══ Source data ══

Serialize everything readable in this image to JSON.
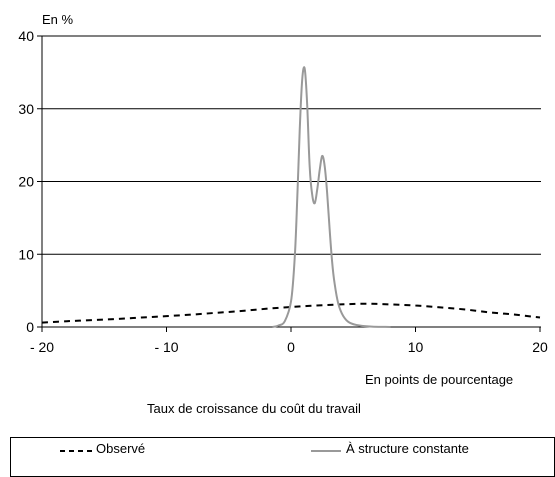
{
  "chart_data": {
    "type": "line",
    "ylabel": "En %",
    "xlabel": "En points de pourcentage",
    "caption": "Taux de croissance du coût du travail",
    "xlim": [
      -20,
      20
    ],
    "ylim": [
      0,
      40
    ],
    "x_ticks": [
      -20,
      -10,
      0,
      10,
      20
    ],
    "x_tick_labels": [
      "- 20",
      "- 10",
      "0",
      "10",
      "20"
    ],
    "y_ticks": [
      0,
      10,
      20,
      30,
      40
    ],
    "y_tick_labels": [
      "0",
      "10",
      "20",
      "30",
      "40"
    ],
    "grid": "horizontal",
    "legend_position": "bottom",
    "series": [
      {
        "name": "Observé",
        "style": "dashed",
        "color": "#000000",
        "x": [
          -20,
          -18,
          -16,
          -14,
          -12,
          -10,
          -8,
          -6,
          -4,
          -2,
          0,
          2,
          4,
          6,
          8,
          10,
          12,
          14,
          16,
          18,
          20
        ],
        "y": [
          0.6,
          0.8,
          0.95,
          1.1,
          1.3,
          1.5,
          1.7,
          1.95,
          2.2,
          2.5,
          2.75,
          2.95,
          3.1,
          3.2,
          3.1,
          2.95,
          2.7,
          2.4,
          2.0,
          1.7,
          1.3
        ]
      },
      {
        "name": "À structure constante",
        "style": "solid",
        "color": "#999999",
        "x": [
          -1.5,
          -1,
          -0.5,
          0,
          0.3,
          0.5,
          0.7,
          0.9,
          1.1,
          1.3,
          1.5,
          1.7,
          1.9,
          2.1,
          2.3,
          2.5,
          2.7,
          2.9,
          3.1,
          3.3,
          3.5,
          3.8,
          4.2,
          4.7,
          5.5,
          6.5,
          8
        ],
        "y": [
          0,
          0.2,
          0.8,
          3.5,
          9.5,
          17.5,
          27,
          34,
          35.5,
          30.5,
          22,
          18.2,
          17,
          18.8,
          21.5,
          23.5,
          22.2,
          18.5,
          13.5,
          9,
          6,
          3.2,
          1.5,
          0.6,
          0.2,
          0.05,
          0
        ]
      }
    ]
  }
}
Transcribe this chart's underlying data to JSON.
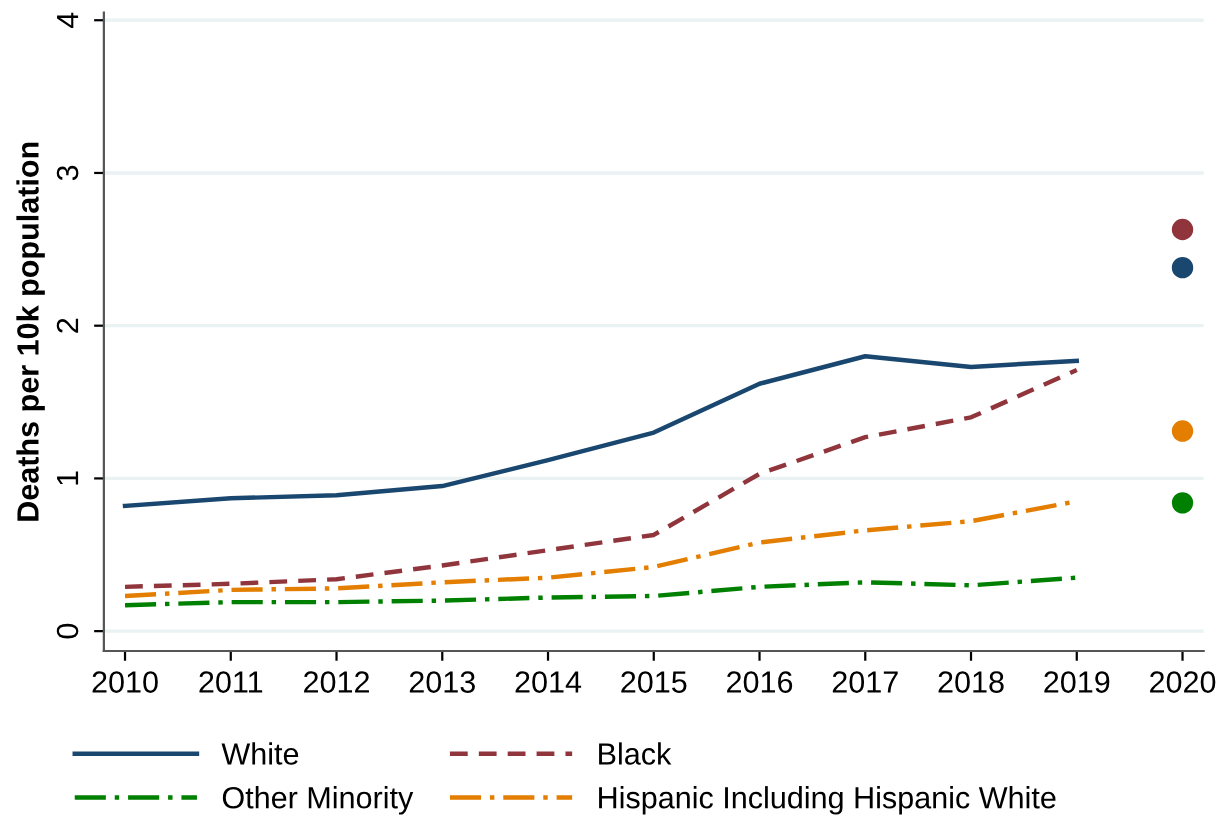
{
  "chart_data": {
    "type": "line",
    "ylabel": "Deaths per 10k population",
    "xlim": [
      2009.8,
      2020.2
    ],
    "xticks": [
      2010,
      2011,
      2012,
      2013,
      2014,
      2015,
      2016,
      2017,
      2018,
      2019,
      2020
    ],
    "ylim": [
      -0.13,
      4.05
    ],
    "yticks": [
      0,
      1,
      2,
      3,
      4
    ],
    "grid": "y",
    "legend": "bottom",
    "series": [
      {
        "name": "White",
        "color": "#1a476f",
        "line_style": "solid",
        "x": [
          2010,
          2011,
          2012,
          2013,
          2014,
          2015,
          2016,
          2017,
          2018,
          2019
        ],
        "values": [
          0.82,
          0.87,
          0.89,
          0.95,
          1.12,
          1.3,
          1.62,
          1.8,
          1.73,
          1.77
        ]
      },
      {
        "name": "Black",
        "color": "#90353b",
        "line_style": "dashed",
        "x": [
          2010,
          2011,
          2012,
          2013,
          2014,
          2015,
          2016,
          2017,
          2018,
          2019
        ],
        "values": [
          0.29,
          0.31,
          0.34,
          0.43,
          0.53,
          0.63,
          1.03,
          1.27,
          1.4,
          1.71
        ]
      },
      {
        "name": "Other Minority",
        "color": "#008000",
        "line_style": "dashdot",
        "x": [
          2010,
          2011,
          2012,
          2013,
          2014,
          2015,
          2016,
          2017,
          2018,
          2019
        ],
        "values": [
          0.17,
          0.19,
          0.19,
          0.2,
          0.22,
          0.23,
          0.29,
          0.32,
          0.3,
          0.35
        ]
      },
      {
        "name": "Hispanic Including Hispanic White",
        "color": "#e37e00",
        "line_style": "dashdot",
        "x": [
          2010,
          2011,
          2012,
          2013,
          2014,
          2015,
          2016,
          2017,
          2018,
          2019
        ],
        "values": [
          0.23,
          0.27,
          0.28,
          0.32,
          0.35,
          0.42,
          0.58,
          0.66,
          0.72,
          0.85
        ]
      },
      {
        "type": "scatter",
        "marker": "circle",
        "x": [
          2020,
          2020,
          2020,
          2020
        ],
        "colors": [
          "#1a476f",
          "#90353b",
          "#008000",
          "#e37e00"
        ],
        "values": [
          2.38,
          2.63,
          0.84,
          1.31
        ]
      }
    ]
  }
}
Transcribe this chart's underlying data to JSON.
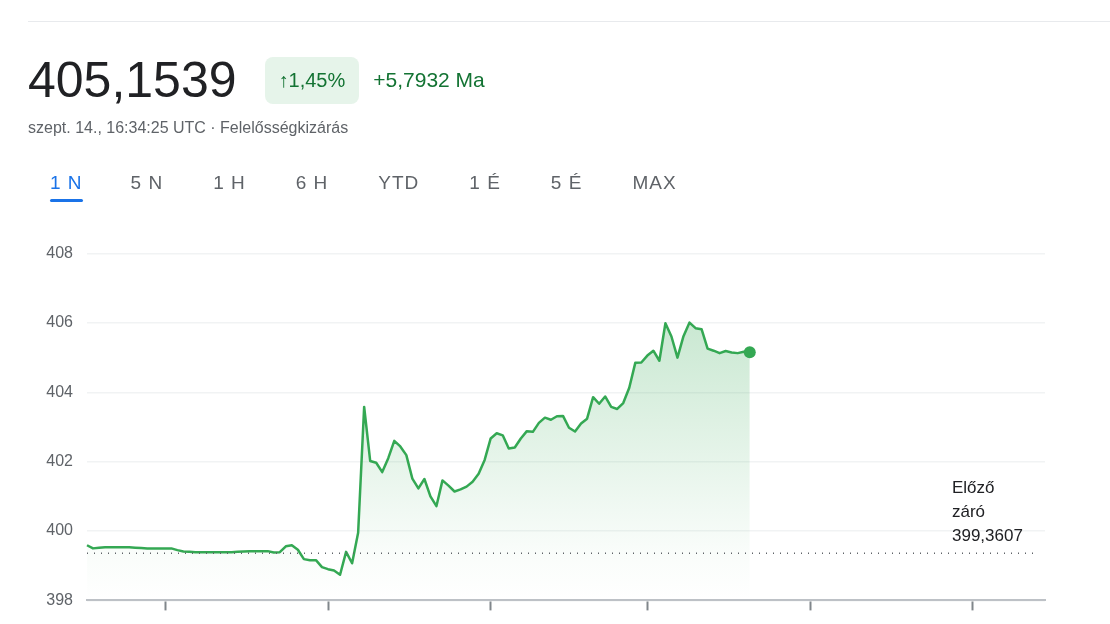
{
  "chart_data": {
    "type": "area",
    "title": "405,1539",
    "subtitle": "szept. 14., 16:34:25 UTC · Felelősségkizárás",
    "annotations": [
      "↑1,45%",
      "+5,7932 Ma",
      "1 N",
      "5 N",
      "1 H",
      "6 H",
      "YTD",
      "1 É",
      "5 É",
      "MAX"
    ],
    "categories": [
      null,
      null,
      null,
      null,
      null,
      null,
      null,
      null,
      null,
      null,
      null,
      null,
      null,
      null,
      null,
      null,
      null,
      null,
      null,
      null,
      null,
      null,
      null,
      null,
      null,
      null,
      null,
      null,
      null,
      null,
      null,
      null,
      null,
      null,
      null,
      null,
      null,
      null,
      null,
      null,
      null,
      null,
      null,
      null,
      null,
      null,
      null,
      null,
      null,
      null,
      null,
      null,
      null,
      null,
      null,
      null,
      null,
      null,
      null,
      null,
      null,
      null,
      null,
      null,
      null,
      null,
      null,
      null,
      null,
      null,
      null,
      null,
      null,
      null,
      null,
      null,
      null,
      null,
      null,
      null,
      null,
      null,
      null,
      null,
      null,
      null,
      null,
      null,
      null,
      null,
      null,
      null,
      null,
      null,
      null,
      null,
      null,
      null,
      null,
      null,
      null,
      null,
      null,
      null,
      null,
      null,
      null,
      null,
      null,
      null,
      null,
      null,
      null,
      null,
      null,
      null,
      null,
      null,
      null,
      null,
      null,
      null,
      null,
      null,
      null,
      null,
      null,
      null,
      null,
      null,
      null,
      null,
      null,
      null,
      null,
      null,
      null,
      null,
      null,
      null,
      null,
      null,
      null,
      null,
      null,
      null,
      null,
      null,
      null,
      null,
      null,
      null,
      null,
      null,
      null,
      null,
      null,
      null,
      null,
      null
    ],
    "series": [
      {
        "color": "#34a853",
        "values": [
          399.59,
          399.5,
          399.52,
          399.53,
          399.53,
          399.53,
          399.53,
          399.53,
          399.52,
          399.51,
          399.5,
          399.5,
          399.5,
          399.5,
          399.5,
          399.45,
          399.41,
          399.4,
          399.39,
          399.39,
          399.39,
          399.39,
          399.39,
          399.39,
          399.39,
          399.4,
          399.41,
          399.42,
          399.42,
          399.42,
          399.42,
          399.38,
          399.39,
          399.56,
          399.59,
          399.46,
          399.19,
          399.16,
          399.16,
          398.96,
          398.9,
          398.86,
          398.74,
          399.4,
          399.07,
          399.95,
          403.58,
          402.02,
          401.97,
          401.7,
          402.1,
          402.6,
          402.44,
          402.19,
          401.51,
          401.23,
          401.5,
          401.0,
          400.72,
          401.46,
          401.31,
          401.14,
          401.2,
          401.28,
          401.42,
          401.65,
          402.05,
          402.67,
          402.82,
          402.76,
          402.38,
          402.41,
          402.67,
          402.88,
          402.86,
          403.12,
          403.27,
          403.21,
          403.31,
          403.32,
          402.98,
          402.87,
          403.1,
          403.24,
          403.86,
          403.67,
          403.88,
          403.58,
          403.52,
          403.69,
          404.13,
          404.85,
          404.86,
          405.06,
          405.2,
          404.91,
          405.99,
          405.61,
          405.0,
          405.62,
          406.01,
          405.85,
          405.82,
          405.26,
          405.2,
          405.13,
          405.19,
          405.15,
          405.13,
          405.17,
          405.1539,
          null,
          null,
          null,
          null,
          null,
          null,
          null,
          null,
          null,
          null,
          null,
          null,
          null,
          null,
          null,
          null,
          null,
          null,
          null,
          null,
          null,
          null,
          null,
          null,
          null,
          null,
          null,
          null,
          null,
          null,
          null,
          null,
          null,
          null,
          null,
          null,
          null,
          null,
          null,
          null,
          null,
          null,
          null,
          null,
          null,
          null,
          null,
          null,
          null
        ]
      }
    ],
    "ylim": [
      398,
      408
    ],
    "yticks": [
      398,
      400,
      402,
      404,
      406,
      408
    ],
    "tick_labels": "y",
    "grid": "y",
    "ref_lines": [
      {
        "axis": "y",
        "value": 399.3607,
        "label": "Előző záró 399,3607",
        "color": "#5f6368",
        "line_style": "dotted"
      }
    ]
  }
}
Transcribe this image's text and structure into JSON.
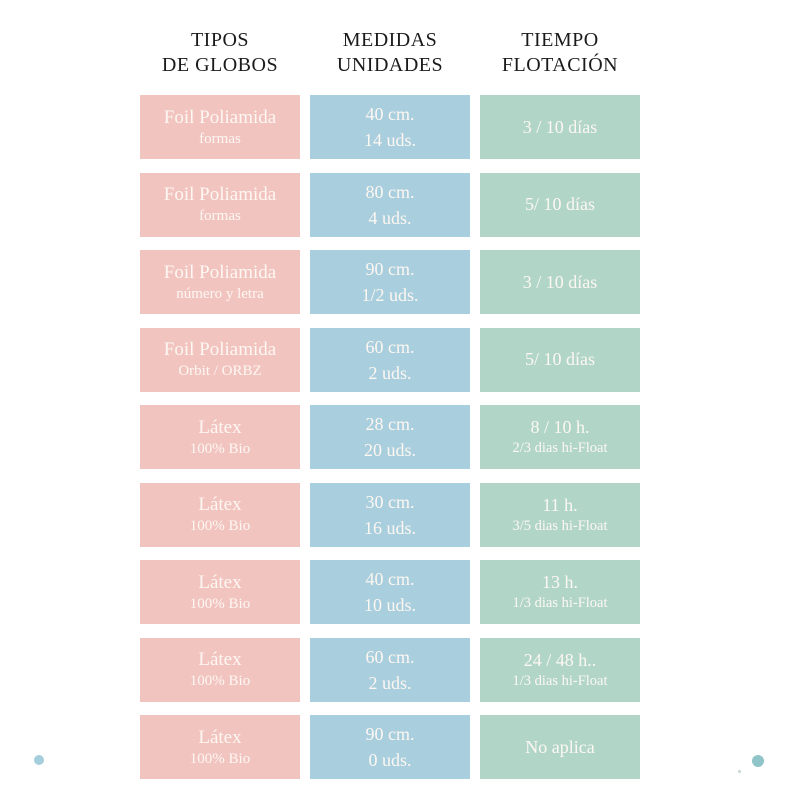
{
  "colors": {
    "tipo": "#f2c4c0",
    "medida": "#a9cedd",
    "tiempo": "#b1d6c8",
    "header_text": "#1b1b1b",
    "cell_text": "#fdf7f2",
    "dot_left": "#a5cedd",
    "dot_right": "#8fc4c8"
  },
  "headers": [
    {
      "line1": "TIPOS",
      "line2": "DE GLOBOS"
    },
    {
      "line1": "MEDIDAS",
      "line2": "UNIDADES"
    },
    {
      "line1": "TIEMPO",
      "line2": "FLOTACIÓN"
    }
  ],
  "rows": [
    {
      "tipo1": "Foil Poliamida",
      "tipo2": "formas",
      "medida1": "40 cm.",
      "medida2": "14 uds.",
      "tiempo1": "3 / 10 días",
      "tiempo2": ""
    },
    {
      "tipo1": "Foil Poliamida",
      "tipo2": "formas",
      "medida1": "80 cm.",
      "medida2": "4 uds.",
      "tiempo1": "5/ 10 días",
      "tiempo2": ""
    },
    {
      "tipo1": "Foil Poliamida",
      "tipo2": "número y letra",
      "medida1": "90 cm.",
      "medida2": "1/2 uds.",
      "tiempo1": "3 / 10 días",
      "tiempo2": ""
    },
    {
      "tipo1": "Foil Poliamida",
      "tipo2": "Orbit / ORBZ",
      "medida1": "60 cm.",
      "medida2": "2 uds.",
      "tiempo1": "5/ 10 días",
      "tiempo2": ""
    },
    {
      "tipo1": "Látex",
      "tipo2": "100% Bio",
      "medida1": "28 cm.",
      "medida2": "20 uds.",
      "tiempo1": "8 / 10 h.",
      "tiempo2": "2/3 dias hi-Float"
    },
    {
      "tipo1": "Látex",
      "tipo2": "100% Bio",
      "medida1": "30 cm.",
      "medida2": "16 uds.",
      "tiempo1": "11 h.",
      "tiempo2": "3/5 dias hi-Float"
    },
    {
      "tipo1": "Látex",
      "tipo2": "100% Bio",
      "medida1": "40 cm.",
      "medida2": "10 uds.",
      "tiempo1": "13 h.",
      "tiempo2": "1/3 dias hi-Float"
    },
    {
      "tipo1": "Látex",
      "tipo2": "100% Bio",
      "medida1": "60 cm.",
      "medida2": "2 uds.",
      "tiempo1": "24 / 48 h..",
      "tiempo2": "1/3 dias hi-Float"
    },
    {
      "tipo1": "Látex",
      "tipo2": "100% Bio",
      "medida1": "90 cm.",
      "medida2": "0 uds.",
      "tiempo1": "No aplica",
      "tiempo2": ""
    }
  ]
}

═══

## To do:
Respond with nothing but the number of lines in the entries that contain the string "JSON".

## Result:
4